* [Travail à faire]:
1. Indiquez si chacune des affirmations suivantes concorde avec l'entretien de Zazie, en répondant par oui ou par non et en citant mot pour mot les termes décisifs : (a) Zazie déclare se rendre souvent sur Twitter ; (b) Les contraires fait partie des chansons écrites pour cet album ; (c) le lit acheté par Zazie lui était utile.
2. Reproduisez fidèlement le passage de l'entretien de Zazie qui s'ouvre sur les mots contenant "Zazie - Les" et se clôt sur "servait à rien.".

* [Texte présenté]:

####################

Zazie - C'est ce qui m'a fait peur au début. Après avoir écrit trois ou quatre chansons pour cet album, notamment Les contraires, Je ne sais pas et Cyclo, je me suis rendu compte que je ne prenais jamais position et que je ne parlais que de moi. C'était presque limite agaçant. Mais je m'aperçois aussi que ce qui m'arrive à moi arrive un peu à tout le monde. Les gens sont à la fois hyperactifs et hypersensibles. Ils piquent des crises pour des choses qui n'en valent pas la peine. Ceux qui réussissent bien vous disent qu'ils sont parfaitement heureux, mais une semaine après, ils vous avouent souffrir d'un burn-out et bouffer des antidépresseurs à tous les repas. En fait, le rythme qu'on s'impose ne nous convient pas du tout.

Dans la chanson Tout, vous fustigez le culte de l'immédiateté. Pourtant vous avez un compte Twitter et une page Facebook qui favorisent les réactions compulsives.
Zazie - Les gens savent pertinemment bien que je ne vais jamais sur Twitter ou Facebook. Les réseaux sociaux me permettent de diffuser des informations sur ma musique sans passer par d'autres intermédiaires, mais je n'y raconte pas ma vie. D'abord parce que je n'ai pas le temps, ensuite parce que ça ne m'intéresse pas. Aujourd'hui, on donne une importance capitale à des choses futiles, il faut avoir un avis sur tout et tout de suite. Je ne sais pas si c'est par désespoir que les gens réagissent comme ça ou si c'est par réflexe compulsif ou pour faire comme tout le monde. Mais je ne fais pas ma maligne, je suis aussi vulnérable que les autres. La dernière fois que je m'en suis voulu, c'est lorsque j'ai fait l'achat compulsif d'un lit qui ne me servait à rien.

####################

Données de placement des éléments

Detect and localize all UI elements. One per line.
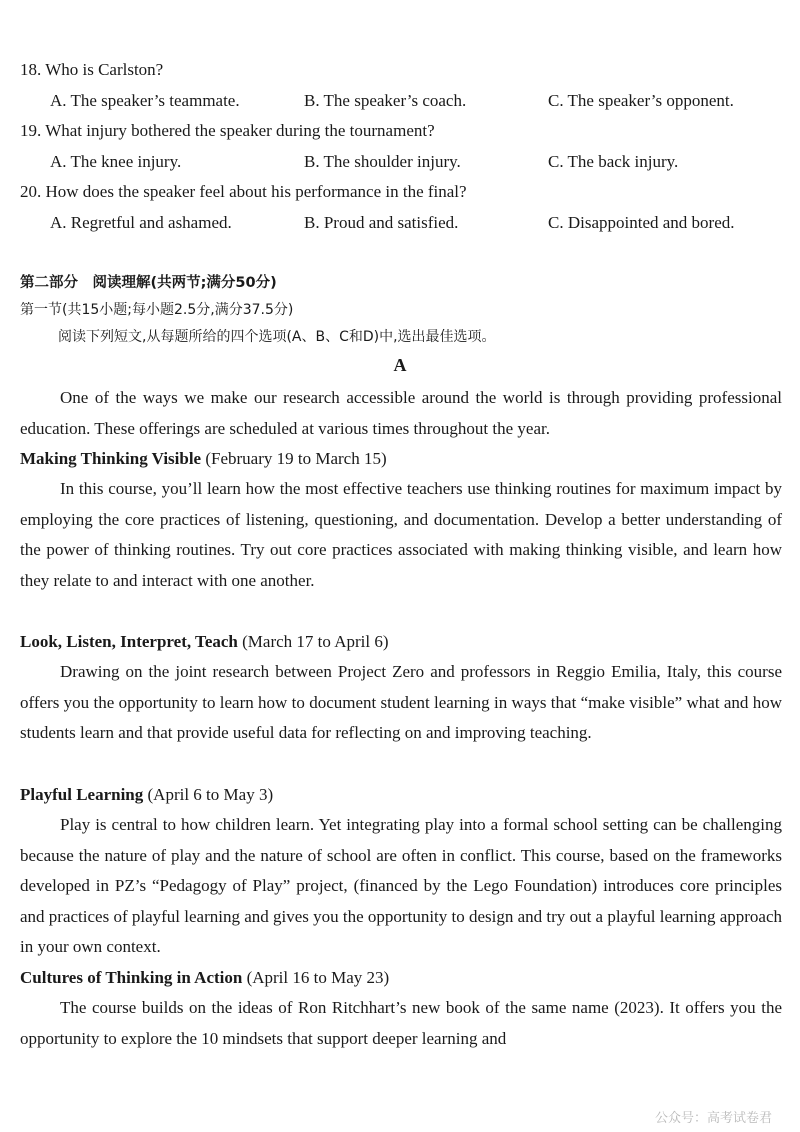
question-20-option-a: A. Regretful and ashamed. <box>50 213 232 232</box>
course-heading <box>20 448 387 470</box>
question-19-option-a: A. The knee injury. <box>50 152 182 171</box>
question-18-option-a: A. The speaker’s teammate. <box>50 91 240 110</box>
passage-intro: One of the ways we make our research accessible around the world is through providing professional education. These offerings are scheduled at various times throughout the year. <box>20 388 782 438</box>
course-title: Playful Learning <box>20 785 144 804</box>
question-20-option-b: B. Proud and satisfied. <box>304 213 459 232</box>
course-title: Making Thinking Visible <box>20 449 202 468</box>
question-20-option-c: C. Disappointed and bored. <box>548 213 735 232</box>
course-description: The course builds on the ideas of Ron Ritchhart’s new book of the same name (2023). It offers you the opportunity to explore the 10 mindsets that support deeper learning and <box>20 998 782 1048</box>
question-19-stem: 19. What injury bothered the speaker during the tournament? <box>20 121 435 140</box>
course-heading <box>20 631 388 653</box>
question-18-stem: 18. Who is Carlston? <box>20 60 164 79</box>
part-two-heading: 第二部分 阅读理解(共两节;满分50分) <box>20 275 277 291</box>
course-description: In this course, you’ll learn how the most effective teachers use thinking routines for maximum impact by employing the core practices of listening, questioning, and documentation. Develop a better understanding of the power of thinking routines. Try out core practices associated with making thinking visible, and learn how they relate to and interact with one another. <box>20 479 782 590</box>
course-heading <box>20 967 389 989</box>
course-dates: (April 16 to May 23) <box>242 968 390 987</box>
question-19-option-b: B. The shoulder injury. <box>304 152 461 171</box>
reading-instruction: 阅读下列短文,从每题所给的四个选项(A、B、C和D)中,选出最佳选项。 <box>58 329 496 345</box>
course-dates: (February 19 to March 15) <box>201 449 387 468</box>
course-description: Play is central to how children learn. Yet integrating play into a formal school setting can be challenging because the nature of play and the nature of school are often in conflict. This course, based on the frameworks developed in PZ’s “Pedagogy of Play” project, (financed by the Lego Foundation) introduces core principles and practices of playful learning and gives you the opportunity to design and try out a playful learning approach in your own context. <box>20 815 782 957</box>
course-title: Cultures of Thinking in Action <box>20 968 243 987</box>
course-dates: (March 17 to April 6) <box>237 632 389 651</box>
course-dates: (April 6 to May 3) <box>143 785 274 804</box>
question-19-option-c: C. The back injury. <box>548 152 679 171</box>
course-title: Look, Listen, Interpret, Teach <box>20 632 238 651</box>
course-heading <box>20 784 273 806</box>
question-20-stem: 20. How does the speaker feel about his performance in the final? <box>20 182 467 201</box>
watermark-footer: 公众号：高考试卷君 <box>654 1111 772 1126</box>
question-18-option-c: C. The speaker’s opponent. <box>548 91 734 110</box>
section-one-heading: 第一节(共15小题;每小题2.5分,满分37.5分) <box>20 302 294 318</box>
passage-letter: A <box>393 355 407 375</box>
course-description: Drawing on the joint research between Project Zero and professors in Reggio Emilia, Italy, this course offers you the opportunity to learn how to document student learning in ways that “make visible” what and how students learn and that provide useful data for reflecting on and improving teaching. <box>20 662 782 743</box>
question-18-option-b: B. The speaker’s coach. <box>304 91 467 110</box>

####################

* [Réponses aux consignes]:
1.
(a) Non : « Les gens savent pertinemment bien que je ne vais jamais sur Twitter ou Facebook. »
(b) Oui : « Après avoir écrit trois ou quatre chansons pour cet album, notamment Les contraires, Je ne sais pas et Cyclo »
(c) Non : « j'ai fait l'achat compulsif d'un lit qui ne me servait à rien »

2.
Zazie - Les gens savent pertinemment bien que je ne vais jamais sur Twitter ou Facebook. Les réseaux sociaux me permettent de diffuser des informations sur ma musique sans passer par d'autres intermédiaires, mais je n'y raconte pas ma vie. D'abord parce que je n'ai pas le temps, ensuite parce que ça ne m'intéresse pas. Aujourd'hui, on donne une importance capitale à des choses futiles, il faut avoir un avis sur tout et tout de suite. Je ne sais pas si c'est par désespoir que les gens réagissent comme ça ou si c'est par réflexe compulsif ou pour faire comme tout le monde. Mais je ne fais pas ma maligne, je suis aussi vulnérable que les autres. La dernière fois que je m'en suis voulu, c'est lorsque j'ai fait l'achat compulsif d'un lit qui ne me servait à rien.